▶ **Required work**
Pull out every line below containing the word "Первая".

▶ **Records supplied**
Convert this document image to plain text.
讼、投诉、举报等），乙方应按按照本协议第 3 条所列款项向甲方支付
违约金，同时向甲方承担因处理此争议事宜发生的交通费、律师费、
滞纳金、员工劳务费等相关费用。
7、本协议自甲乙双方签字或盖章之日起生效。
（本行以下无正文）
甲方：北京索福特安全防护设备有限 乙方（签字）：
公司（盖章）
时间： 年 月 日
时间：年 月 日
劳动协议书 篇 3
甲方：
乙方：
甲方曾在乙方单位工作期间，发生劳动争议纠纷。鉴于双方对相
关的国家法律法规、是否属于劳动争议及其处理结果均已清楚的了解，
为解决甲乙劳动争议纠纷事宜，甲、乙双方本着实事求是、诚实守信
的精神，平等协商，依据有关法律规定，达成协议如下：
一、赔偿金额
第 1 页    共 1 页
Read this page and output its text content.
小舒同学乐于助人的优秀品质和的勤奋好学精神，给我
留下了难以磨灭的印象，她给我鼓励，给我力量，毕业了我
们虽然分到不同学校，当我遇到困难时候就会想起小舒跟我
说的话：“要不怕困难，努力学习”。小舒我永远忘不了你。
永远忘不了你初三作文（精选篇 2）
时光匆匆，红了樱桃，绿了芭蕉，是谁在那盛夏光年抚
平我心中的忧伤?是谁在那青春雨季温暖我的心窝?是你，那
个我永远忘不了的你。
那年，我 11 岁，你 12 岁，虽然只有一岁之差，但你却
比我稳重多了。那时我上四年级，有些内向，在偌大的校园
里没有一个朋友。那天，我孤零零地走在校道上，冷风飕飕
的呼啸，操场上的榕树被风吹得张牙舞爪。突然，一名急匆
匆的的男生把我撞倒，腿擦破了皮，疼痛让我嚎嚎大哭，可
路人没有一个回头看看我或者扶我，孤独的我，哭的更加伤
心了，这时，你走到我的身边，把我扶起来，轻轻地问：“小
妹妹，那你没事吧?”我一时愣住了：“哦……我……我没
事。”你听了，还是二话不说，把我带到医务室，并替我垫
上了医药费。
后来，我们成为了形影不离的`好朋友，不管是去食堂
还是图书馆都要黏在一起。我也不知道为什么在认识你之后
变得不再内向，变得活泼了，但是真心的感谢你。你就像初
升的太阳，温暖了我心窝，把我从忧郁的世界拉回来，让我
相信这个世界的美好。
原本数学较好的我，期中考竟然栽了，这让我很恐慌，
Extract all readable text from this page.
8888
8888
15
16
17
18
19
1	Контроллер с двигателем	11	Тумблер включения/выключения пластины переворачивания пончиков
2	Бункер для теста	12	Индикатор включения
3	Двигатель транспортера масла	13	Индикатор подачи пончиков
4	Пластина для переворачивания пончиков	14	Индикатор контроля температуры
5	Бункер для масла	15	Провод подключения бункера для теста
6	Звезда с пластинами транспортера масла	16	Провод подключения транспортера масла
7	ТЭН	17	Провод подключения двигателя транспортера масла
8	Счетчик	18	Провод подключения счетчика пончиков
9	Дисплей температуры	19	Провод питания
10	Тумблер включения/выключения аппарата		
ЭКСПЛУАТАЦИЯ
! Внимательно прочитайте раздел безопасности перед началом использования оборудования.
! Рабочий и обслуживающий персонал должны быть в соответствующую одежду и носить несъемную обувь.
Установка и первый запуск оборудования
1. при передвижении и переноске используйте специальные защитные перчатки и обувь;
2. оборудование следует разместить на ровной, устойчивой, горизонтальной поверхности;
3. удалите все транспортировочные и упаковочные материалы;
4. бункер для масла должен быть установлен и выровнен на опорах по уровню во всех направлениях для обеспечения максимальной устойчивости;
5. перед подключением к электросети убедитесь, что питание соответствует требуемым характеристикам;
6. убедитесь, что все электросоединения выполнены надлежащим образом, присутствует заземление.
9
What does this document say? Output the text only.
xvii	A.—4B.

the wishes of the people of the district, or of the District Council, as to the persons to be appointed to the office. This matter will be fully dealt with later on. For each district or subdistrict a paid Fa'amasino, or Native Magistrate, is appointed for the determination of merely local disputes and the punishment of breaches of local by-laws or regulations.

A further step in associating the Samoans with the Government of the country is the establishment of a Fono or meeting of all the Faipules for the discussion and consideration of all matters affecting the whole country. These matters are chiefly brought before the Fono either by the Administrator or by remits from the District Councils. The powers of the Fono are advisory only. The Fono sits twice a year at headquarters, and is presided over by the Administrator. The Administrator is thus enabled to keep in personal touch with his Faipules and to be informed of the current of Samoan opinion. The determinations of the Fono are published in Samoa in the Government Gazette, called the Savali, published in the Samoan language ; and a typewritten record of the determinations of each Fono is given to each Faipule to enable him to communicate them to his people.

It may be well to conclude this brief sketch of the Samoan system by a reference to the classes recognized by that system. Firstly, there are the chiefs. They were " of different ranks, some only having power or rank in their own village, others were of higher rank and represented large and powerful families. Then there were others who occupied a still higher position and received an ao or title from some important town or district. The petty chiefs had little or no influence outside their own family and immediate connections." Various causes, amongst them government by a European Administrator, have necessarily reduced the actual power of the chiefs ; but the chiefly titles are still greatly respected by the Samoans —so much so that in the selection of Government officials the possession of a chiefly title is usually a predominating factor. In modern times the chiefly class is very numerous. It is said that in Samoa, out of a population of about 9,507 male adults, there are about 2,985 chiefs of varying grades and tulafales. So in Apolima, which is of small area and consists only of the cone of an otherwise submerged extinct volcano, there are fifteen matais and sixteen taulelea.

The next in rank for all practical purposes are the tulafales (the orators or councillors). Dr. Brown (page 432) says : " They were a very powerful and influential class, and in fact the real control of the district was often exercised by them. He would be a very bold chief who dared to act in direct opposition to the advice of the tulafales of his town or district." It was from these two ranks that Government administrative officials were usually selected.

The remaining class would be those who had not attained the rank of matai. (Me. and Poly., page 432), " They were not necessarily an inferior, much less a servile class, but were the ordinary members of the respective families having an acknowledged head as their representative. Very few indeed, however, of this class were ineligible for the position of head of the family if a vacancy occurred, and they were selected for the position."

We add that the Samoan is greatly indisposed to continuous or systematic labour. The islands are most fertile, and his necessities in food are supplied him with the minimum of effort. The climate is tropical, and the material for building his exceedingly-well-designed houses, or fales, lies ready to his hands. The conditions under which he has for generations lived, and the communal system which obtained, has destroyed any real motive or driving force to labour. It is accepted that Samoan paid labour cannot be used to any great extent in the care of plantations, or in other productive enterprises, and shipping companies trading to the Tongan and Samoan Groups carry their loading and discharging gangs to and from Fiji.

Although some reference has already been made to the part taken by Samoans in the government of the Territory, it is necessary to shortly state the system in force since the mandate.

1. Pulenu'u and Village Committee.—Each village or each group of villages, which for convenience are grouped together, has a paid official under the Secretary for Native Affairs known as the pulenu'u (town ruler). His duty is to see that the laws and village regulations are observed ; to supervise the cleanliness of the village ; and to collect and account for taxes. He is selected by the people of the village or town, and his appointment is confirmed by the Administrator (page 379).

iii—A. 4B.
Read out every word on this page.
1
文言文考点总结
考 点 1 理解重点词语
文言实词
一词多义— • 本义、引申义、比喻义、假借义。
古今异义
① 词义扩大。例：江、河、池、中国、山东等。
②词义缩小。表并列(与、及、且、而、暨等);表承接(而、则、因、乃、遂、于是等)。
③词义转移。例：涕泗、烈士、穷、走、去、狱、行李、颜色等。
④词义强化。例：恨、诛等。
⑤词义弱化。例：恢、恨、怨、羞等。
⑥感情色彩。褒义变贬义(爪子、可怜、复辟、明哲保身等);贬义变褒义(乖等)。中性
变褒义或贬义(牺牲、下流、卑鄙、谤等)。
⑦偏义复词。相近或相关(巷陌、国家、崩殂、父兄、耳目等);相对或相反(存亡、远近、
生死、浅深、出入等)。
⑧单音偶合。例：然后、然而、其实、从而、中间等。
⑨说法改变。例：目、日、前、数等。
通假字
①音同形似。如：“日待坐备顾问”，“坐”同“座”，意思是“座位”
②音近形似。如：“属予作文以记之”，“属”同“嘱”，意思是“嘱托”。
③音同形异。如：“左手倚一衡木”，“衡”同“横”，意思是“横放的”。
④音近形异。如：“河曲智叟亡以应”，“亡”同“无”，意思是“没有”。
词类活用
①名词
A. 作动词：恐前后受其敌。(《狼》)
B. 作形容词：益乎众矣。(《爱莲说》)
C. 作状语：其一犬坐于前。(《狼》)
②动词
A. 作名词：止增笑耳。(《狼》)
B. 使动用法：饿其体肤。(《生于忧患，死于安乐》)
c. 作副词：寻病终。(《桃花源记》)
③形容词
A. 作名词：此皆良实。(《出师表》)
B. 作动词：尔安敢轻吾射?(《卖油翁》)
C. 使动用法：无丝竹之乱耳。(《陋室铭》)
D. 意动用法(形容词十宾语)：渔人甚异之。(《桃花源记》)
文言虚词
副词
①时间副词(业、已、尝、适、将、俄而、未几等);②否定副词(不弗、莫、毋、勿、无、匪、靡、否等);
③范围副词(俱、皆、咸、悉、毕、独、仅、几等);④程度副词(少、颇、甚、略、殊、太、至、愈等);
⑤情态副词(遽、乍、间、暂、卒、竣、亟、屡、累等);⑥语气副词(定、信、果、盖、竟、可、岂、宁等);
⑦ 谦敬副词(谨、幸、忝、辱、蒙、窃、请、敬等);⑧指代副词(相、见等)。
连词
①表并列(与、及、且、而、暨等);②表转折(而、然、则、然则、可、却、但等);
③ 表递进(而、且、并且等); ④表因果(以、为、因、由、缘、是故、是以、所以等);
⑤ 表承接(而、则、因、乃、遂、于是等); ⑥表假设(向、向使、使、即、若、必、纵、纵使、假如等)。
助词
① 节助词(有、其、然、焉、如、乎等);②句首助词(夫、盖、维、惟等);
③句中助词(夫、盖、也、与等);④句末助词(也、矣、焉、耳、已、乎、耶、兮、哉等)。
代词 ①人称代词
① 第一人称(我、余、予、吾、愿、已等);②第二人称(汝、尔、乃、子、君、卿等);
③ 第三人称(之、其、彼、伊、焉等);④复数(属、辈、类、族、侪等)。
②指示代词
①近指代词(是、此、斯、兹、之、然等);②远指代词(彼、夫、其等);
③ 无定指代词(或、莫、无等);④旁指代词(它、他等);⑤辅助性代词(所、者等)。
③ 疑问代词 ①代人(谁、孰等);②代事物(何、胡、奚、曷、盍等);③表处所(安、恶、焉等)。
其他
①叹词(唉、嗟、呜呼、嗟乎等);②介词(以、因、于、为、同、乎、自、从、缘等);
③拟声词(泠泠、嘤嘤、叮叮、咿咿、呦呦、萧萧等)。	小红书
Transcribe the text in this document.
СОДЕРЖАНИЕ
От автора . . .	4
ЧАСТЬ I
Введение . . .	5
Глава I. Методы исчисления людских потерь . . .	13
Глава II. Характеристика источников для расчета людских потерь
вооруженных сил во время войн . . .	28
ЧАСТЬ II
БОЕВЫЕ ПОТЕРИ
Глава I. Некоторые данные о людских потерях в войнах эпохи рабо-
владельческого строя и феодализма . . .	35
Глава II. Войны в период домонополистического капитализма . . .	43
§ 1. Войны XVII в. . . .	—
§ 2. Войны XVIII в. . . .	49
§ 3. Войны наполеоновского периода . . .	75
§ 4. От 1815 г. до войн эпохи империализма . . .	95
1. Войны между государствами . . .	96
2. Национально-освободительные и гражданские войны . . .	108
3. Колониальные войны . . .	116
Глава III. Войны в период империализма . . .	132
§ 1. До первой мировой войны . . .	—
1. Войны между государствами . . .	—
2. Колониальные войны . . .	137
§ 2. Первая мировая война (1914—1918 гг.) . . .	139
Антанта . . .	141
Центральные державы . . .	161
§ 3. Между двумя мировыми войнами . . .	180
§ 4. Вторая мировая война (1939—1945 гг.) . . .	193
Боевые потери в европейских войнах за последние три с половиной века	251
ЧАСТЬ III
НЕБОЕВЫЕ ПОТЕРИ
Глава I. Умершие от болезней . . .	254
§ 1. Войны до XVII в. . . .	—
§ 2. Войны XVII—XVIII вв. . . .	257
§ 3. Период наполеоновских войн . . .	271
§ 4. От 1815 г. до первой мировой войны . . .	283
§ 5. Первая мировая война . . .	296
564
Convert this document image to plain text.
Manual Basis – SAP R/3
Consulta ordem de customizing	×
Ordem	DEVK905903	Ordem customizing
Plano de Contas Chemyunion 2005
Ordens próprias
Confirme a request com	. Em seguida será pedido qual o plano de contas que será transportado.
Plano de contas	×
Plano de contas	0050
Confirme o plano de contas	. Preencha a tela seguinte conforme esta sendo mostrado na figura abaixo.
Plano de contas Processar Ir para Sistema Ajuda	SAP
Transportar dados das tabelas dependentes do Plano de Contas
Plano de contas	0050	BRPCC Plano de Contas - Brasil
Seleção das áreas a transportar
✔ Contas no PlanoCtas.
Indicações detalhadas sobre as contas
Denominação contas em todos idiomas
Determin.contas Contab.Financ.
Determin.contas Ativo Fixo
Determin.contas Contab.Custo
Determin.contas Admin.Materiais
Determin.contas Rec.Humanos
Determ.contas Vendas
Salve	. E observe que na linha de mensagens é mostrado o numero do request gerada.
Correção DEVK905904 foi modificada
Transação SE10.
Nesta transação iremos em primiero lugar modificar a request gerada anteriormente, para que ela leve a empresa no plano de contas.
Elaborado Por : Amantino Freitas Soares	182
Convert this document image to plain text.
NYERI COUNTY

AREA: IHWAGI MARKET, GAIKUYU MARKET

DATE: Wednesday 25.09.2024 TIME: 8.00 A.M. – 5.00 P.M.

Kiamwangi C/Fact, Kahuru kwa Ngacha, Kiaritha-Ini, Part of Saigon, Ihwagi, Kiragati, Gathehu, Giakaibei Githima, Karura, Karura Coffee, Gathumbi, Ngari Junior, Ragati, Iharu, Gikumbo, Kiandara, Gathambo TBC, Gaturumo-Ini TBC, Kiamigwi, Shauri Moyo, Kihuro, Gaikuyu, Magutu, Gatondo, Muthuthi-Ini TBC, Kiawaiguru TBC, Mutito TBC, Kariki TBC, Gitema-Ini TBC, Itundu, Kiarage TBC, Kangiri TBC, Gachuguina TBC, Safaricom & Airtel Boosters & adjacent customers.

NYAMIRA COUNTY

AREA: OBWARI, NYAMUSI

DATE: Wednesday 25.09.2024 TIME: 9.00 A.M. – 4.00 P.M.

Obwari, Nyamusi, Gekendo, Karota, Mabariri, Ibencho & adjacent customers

▶ **The completed task**
§ 2. Первая мировая война (1914—1918 гг.) . . .	139
§ 5. Первая мировая война . . .	296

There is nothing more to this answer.